>>>
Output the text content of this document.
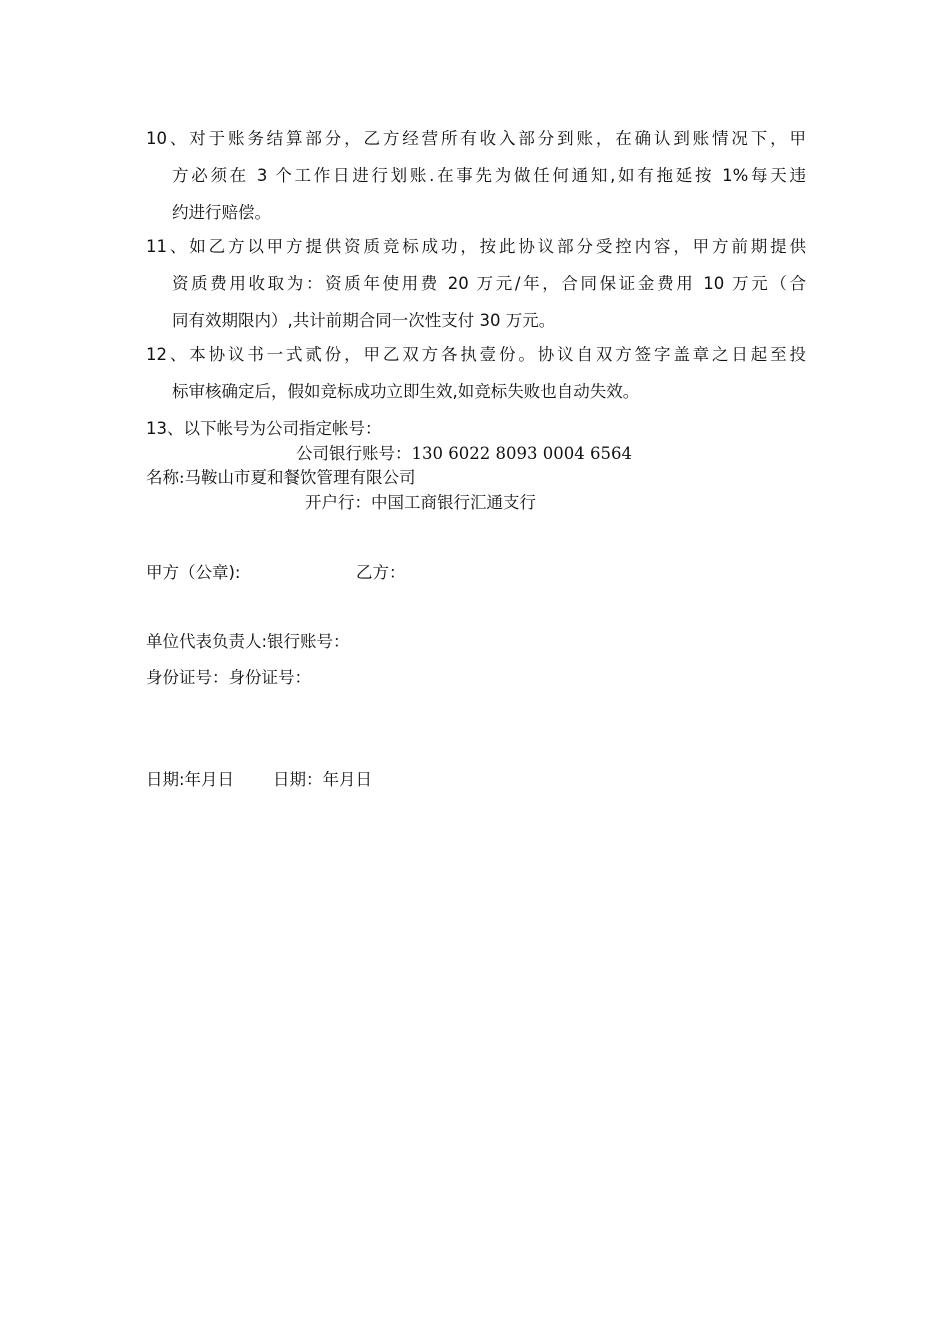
10、对于账务结算部分，乙方经营所有收入部分到账，在确认到账情况下，甲
方必须在 3 个工作日进行划账.在事先为做任何通知,如有拖延按 1%每天违
约进行赔偿。
11、如乙方以甲方提供资质竞标成功，按此协议部分受控内容，甲方前期提供
资质费用收取为：资质年使用费 20 万元/年，合同保证金费用 10 万元（合
同有效期限内）,共计前期合同一次性支付 30 万元。
12、本协议书一式贰份，甲乙双方各执壹份。协议自双方签字盖章之日起至投
标审核确定后，假如竞标成功立即生效,如竞标失败也自动失效。
13、以下帐号为公司指定帐号：
公司银行账号：130 6022 8093 0004 6564
名称:马鞍山市夏和餐饮管理有限公司
开户行：中国工商银行汇通支行
甲方（公章):	乙方：
单位代表负责人:银行账号：
身份证号：身份证号：
日期:年月日 日期：年月日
<<<
• Work to complete
Every line of text is to be repeated exactly; pictures are left out.

• Written response
Output the text content of this document.
10、对于账务结算部分，乙方经营所有收入部分到账，在确认到账情况下，甲
方必须在 3 个工作日进行划账.在事先为做任何通知,如有拖延按 1%每天违
约进行赔偿。
11、如乙方以甲方提供资质竞标成功，按此协议部分受控内容，甲方前期提供
资质费用收取为：资质年使用费 20 万元/年，合同保证金费用 10 万元（合
同有效期限内）,共计前期合同一次性支付 30 万元。
12、本协议书一式贰份，甲乙双方各执壹份。协议自双方签字盖章之日起至投
标审核确定后，假如竞标成功立即生效,如竞标失败也自动失效。
13、以下帐号为公司指定帐号：
公司银行账号：130 6022 8093 0004 6564
名称:马鞍山市夏和餐饮管理有限公司
开户行：中国工商银行汇通支行
甲方（公章):	乙方：
单位代表负责人:银行账号：
身份证号：身份证号：
日期:年月日 日期：年月日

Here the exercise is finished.